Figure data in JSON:
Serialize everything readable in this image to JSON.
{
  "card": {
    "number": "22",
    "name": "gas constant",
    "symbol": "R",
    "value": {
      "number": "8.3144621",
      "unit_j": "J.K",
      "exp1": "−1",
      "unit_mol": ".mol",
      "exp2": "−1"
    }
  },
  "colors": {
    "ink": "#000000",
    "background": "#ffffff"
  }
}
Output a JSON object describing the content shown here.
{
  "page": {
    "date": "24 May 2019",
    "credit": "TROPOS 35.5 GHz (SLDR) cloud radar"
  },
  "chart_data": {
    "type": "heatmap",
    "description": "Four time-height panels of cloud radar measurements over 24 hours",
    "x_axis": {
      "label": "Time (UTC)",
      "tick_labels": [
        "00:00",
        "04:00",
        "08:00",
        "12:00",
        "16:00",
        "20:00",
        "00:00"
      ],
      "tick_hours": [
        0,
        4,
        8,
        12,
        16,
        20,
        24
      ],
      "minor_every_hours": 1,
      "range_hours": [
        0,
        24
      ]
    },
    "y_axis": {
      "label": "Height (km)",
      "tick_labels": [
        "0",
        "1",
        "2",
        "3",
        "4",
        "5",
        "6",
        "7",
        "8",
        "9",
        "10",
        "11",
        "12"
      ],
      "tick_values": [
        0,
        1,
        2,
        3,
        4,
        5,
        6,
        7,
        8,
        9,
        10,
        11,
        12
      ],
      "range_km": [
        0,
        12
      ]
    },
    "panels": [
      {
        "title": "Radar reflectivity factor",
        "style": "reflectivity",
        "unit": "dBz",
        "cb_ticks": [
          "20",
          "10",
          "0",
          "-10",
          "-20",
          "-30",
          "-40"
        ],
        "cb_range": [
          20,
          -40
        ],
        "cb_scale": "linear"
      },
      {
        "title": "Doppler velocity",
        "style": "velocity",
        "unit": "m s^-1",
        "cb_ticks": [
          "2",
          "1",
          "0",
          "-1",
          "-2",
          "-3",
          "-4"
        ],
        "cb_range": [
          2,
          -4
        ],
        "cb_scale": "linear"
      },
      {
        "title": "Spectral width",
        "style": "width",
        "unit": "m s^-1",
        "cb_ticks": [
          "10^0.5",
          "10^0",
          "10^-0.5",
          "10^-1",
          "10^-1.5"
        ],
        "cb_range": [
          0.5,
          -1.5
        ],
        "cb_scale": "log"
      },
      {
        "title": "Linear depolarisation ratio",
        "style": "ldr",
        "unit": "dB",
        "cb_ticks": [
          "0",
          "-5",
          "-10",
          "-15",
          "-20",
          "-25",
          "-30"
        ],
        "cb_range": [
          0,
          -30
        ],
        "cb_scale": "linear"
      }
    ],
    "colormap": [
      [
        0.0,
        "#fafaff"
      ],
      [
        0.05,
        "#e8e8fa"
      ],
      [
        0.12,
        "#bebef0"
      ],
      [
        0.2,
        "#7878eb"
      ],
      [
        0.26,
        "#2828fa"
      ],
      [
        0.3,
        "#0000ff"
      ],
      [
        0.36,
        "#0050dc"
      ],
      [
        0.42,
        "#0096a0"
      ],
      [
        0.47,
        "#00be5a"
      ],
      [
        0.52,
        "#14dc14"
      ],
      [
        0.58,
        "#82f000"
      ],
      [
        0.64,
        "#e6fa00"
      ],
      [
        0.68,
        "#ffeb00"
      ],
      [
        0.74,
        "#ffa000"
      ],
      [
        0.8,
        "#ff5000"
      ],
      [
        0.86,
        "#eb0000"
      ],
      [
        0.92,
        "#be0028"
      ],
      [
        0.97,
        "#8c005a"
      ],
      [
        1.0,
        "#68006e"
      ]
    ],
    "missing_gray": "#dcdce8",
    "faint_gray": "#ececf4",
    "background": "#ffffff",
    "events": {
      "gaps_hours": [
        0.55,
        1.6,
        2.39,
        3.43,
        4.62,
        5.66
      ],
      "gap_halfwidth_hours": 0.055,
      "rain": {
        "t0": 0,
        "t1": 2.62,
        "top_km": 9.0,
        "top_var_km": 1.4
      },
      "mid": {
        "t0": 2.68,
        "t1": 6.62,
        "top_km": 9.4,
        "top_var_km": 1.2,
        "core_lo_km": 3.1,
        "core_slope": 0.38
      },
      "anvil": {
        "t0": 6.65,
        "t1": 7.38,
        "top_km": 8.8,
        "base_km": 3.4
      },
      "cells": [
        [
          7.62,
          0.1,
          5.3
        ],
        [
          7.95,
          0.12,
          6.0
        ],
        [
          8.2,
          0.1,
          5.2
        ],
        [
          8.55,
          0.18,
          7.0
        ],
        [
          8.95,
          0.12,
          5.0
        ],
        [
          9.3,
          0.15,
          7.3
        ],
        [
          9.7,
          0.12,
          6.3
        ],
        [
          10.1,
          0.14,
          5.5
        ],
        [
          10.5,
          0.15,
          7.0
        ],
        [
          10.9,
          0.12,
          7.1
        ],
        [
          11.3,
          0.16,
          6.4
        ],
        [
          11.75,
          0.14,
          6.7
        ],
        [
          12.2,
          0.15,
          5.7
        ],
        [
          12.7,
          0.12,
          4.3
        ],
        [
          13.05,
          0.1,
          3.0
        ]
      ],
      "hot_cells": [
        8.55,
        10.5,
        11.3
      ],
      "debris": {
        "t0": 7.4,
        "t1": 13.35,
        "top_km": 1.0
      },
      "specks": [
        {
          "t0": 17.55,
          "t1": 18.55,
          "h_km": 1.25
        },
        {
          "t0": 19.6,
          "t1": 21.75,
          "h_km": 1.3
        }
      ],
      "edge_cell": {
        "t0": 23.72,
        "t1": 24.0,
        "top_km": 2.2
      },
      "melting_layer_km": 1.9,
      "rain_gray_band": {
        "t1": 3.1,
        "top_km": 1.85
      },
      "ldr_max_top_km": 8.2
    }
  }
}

AIM >> Write out the entries above once more, without altering anything.

EXERCISE OUTPUT >>
Serialize everything readable in this image to JSON.
{
  "card": {
    "number": "22",
    "name": "gas constant",
    "symbol": "R",
    "value": {
      "number": "8.3144621",
      "unit_j": "J.K",
      "exp1": "−1",
      "unit_mol": ".mol",
      "exp2": "−1"
    }
  },
  "colors": {
    "ink": "#000000",
    "background": "#ffffff"
  }
}
Output a JSON object describing the content shown here.
{
  "page": {
    "date": "24 May 2019",
    "credit": "TROPOS 35.5 GHz (SLDR) cloud radar"
  },
  "chart_data": {
    "type": "heatmap",
    "description": "Four time-height panels of cloud radar measurements over 24 hours",
    "x_axis": {
      "label": "Time (UTC)",
      "tick_labels": [
        "00:00",
        "04:00",
        "08:00",
        "12:00",
        "16:00",
        "20:00",
        "00:00"
      ],
      "tick_hours": [
        0,
        4,
        8,
        12,
        16,
        20,
        24
      ],
      "minor_every_hours": 1,
      "range_hours": [
        0,
        24
      ]
    },
    "y_axis": {
      "label": "Height (km)",
      "tick_labels": [
        "0",
        "1",
        "2",
        "3",
        "4",
        "5",
        "6",
        "7",
        "8",
        "9",
        "10",
        "11",
        "12"
      ],
      "tick_values": [
        0,
        1,
        2,
        3,
        4,
        5,
        6,
        7,
        8,
        9,
        10,
        11,
        12
      ],
      "range_km": [
        0,
        12
      ]
    },
    "panels": [
      {
        "title": "Radar reflectivity factor",
        "style": "reflectivity",
        "unit": "dBz",
        "cb_ticks": [
          "20",
          "10",
          "0",
          "-10",
          "-20",
          "-30",
          "-40"
        ],
        "cb_range": [
          20,
          -40
        ],
        "cb_scale": "linear"
      },
      {
        "title": "Doppler velocity",
        "style": "velocity",
        "unit": "m s^-1",
        "cb_ticks": [
          "2",
          "1",
          "0",
          "-1",
          "-2",
          "-3",
          "-4"
        ],
        "cb_range": [
          2,
          -4
        ],
        "cb_scale": "linear"
      },
      {
        "title": "Spectral width",
        "style": "width",
        "unit": "m s^-1",
        "cb_ticks": [
          "10^0.5",
          "10^0",
          "10^-0.5",
          "10^-1",
          "10^-1.5"
        ],
        "cb_range": [
          0.5,
          -1.5
        ],
        "cb_scale": "log"
      },
      {
        "title": "Linear depolarisation ratio",
        "style": "ldr",
        "unit": "dB",
        "cb_ticks": [
          "0",
          "-5",
          "-10",
          "-15",
          "-20",
          "-25",
          "-30"
        ],
        "cb_range": [
          0,
          -30
        ],
        "cb_scale": "linear"
      }
    ],
    "colormap": [
      [
        0.0,
        "#fafaff"
      ],
      [
        0.05,
        "#e8e8fa"
      ],
      [
        0.12,
        "#bebef0"
      ],
      [
        0.2,
        "#7878eb"
      ],
      [
        0.26,
        "#2828fa"
      ],
      [
        0.3,
        "#0000ff"
      ],
      [
        0.36,
        "#0050dc"
      ],
      [
        0.42,
        "#0096a0"
      ],
      [
        0.47,
        "#00be5a"
      ],
      [
        0.52,
        "#14dc14"
      ],
      [
        0.58,
        "#82f000"
      ],
      [
        0.64,
        "#e6fa00"
      ],
      [
        0.68,
        "#ffeb00"
      ],
      [
        0.74,
        "#ffa000"
      ],
      [
        0.8,
        "#ff5000"
      ],
      [
        0.86,
        "#eb0000"
      ],
      [
        0.92,
        "#be0028"
      ],
      [
        0.97,
        "#8c005a"
      ],
      [
        1.0,
        "#68006e"
      ]
    ],
    "missing_gray": "#dcdce8",
    "faint_gray": "#ececf4",
    "background": "#ffffff",
    "events": {
      "gaps_hours": [
        0.55,
        1.6,
        2.39,
        3.43,
        4.62,
        5.66
      ],
      "gap_halfwidth_hours": 0.055,
      "rain": {
        "t0": 0,
        "t1": 2.62,
        "top_km": 9.0,
        "top_var_km": 1.4
      },
      "mid": {
        "t0": 2.68,
        "t1": 6.62,
        "top_km": 9.4,
        "top_var_km": 1.2,
        "core_lo_km": 3.1,
        "core_slope": 0.38
      },
      "anvil": {
        "t0": 6.65,
        "t1": 7.38,
        "top_km": 8.8,
        "base_km": 3.4
      },
      "cells": [
        [
          7.62,
          0.1,
          5.3
        ],
        [
          7.95,
          0.12,
          6.0
        ],
        [
          8.2,
          0.1,
          5.2
        ],
        [
          8.55,
          0.18,
          7.0
        ],
        [
          8.95,
          0.12,
          5.0
        ],
        [
          9.3,
          0.15,
          7.3
        ],
        [
          9.7,
          0.12,
          6.3
        ],
        [
          10.1,
          0.14,
          5.5
        ],
        [
          10.5,
          0.15,
          7.0
        ],
        [
          10.9,
          0.12,
          7.1
        ],
        [
          11.3,
          0.16,
          6.4
        ],
        [
          11.75,
          0.14,
          6.7
        ],
        [
          12.2,
          0.15,
          5.7
        ],
        [
          12.7,
          0.12,
          4.3
        ],
        [
          13.05,
          0.1,
          3.0
        ]
      ],
      "hot_cells": [
        8.55,
        10.5,
        11.3
      ],
      "debris": {
        "t0": 7.4,
        "t1": 13.35,
        "top_km": 1.0
      },
      "specks": [
        {
          "t0": 17.55,
          "t1": 18.55,
          "h_km": 1.25
        },
        {
          "t0": 19.6,
          "t1": 21.75,
          "h_km": 1.3
        }
      ],
      "edge_cell": {
        "t0": 23.72,
        "t1": 24.0,
        "top_km": 2.2
      },
      "melting_layer_km": 1.9,
      "rain_gray_band": {
        "t1": 3.1,
        "top_km": 1.85
      },
      "ldr_max_top_km": 8.2
    }
  }
}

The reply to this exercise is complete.